## [THE REQUEST]
Set out each line from the following listing that includes the word "text".

[Collected data entries]
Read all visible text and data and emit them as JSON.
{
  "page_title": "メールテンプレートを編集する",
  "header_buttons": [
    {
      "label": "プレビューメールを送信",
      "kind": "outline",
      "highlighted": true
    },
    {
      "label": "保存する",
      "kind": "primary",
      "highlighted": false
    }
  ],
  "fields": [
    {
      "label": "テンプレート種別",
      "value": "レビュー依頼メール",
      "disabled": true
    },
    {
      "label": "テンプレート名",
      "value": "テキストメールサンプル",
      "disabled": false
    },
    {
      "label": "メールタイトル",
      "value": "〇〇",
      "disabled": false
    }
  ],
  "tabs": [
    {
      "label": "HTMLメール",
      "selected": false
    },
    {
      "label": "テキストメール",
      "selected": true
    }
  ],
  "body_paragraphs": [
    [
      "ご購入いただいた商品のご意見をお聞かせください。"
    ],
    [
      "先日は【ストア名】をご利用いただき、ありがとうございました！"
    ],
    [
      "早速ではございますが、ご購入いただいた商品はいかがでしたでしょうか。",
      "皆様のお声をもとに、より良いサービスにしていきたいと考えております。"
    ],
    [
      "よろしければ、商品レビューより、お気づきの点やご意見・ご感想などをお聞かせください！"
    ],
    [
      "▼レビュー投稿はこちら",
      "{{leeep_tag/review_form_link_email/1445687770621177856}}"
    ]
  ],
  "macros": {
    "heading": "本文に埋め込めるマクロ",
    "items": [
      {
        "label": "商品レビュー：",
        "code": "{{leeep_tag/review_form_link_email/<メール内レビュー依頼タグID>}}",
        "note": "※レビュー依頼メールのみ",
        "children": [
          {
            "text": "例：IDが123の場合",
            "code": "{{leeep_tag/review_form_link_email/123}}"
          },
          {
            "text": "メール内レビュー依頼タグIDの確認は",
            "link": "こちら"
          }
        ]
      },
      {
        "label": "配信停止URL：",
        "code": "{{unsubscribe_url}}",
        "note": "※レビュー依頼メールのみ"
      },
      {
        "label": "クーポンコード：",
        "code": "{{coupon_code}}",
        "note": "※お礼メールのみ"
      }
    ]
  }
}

## [RESPONSE]
Read all visible text and data and emit them as JSON.
            "text": "例：IDが123の場合",
            "text": "メール内レビュー依頼タグIDの確認は",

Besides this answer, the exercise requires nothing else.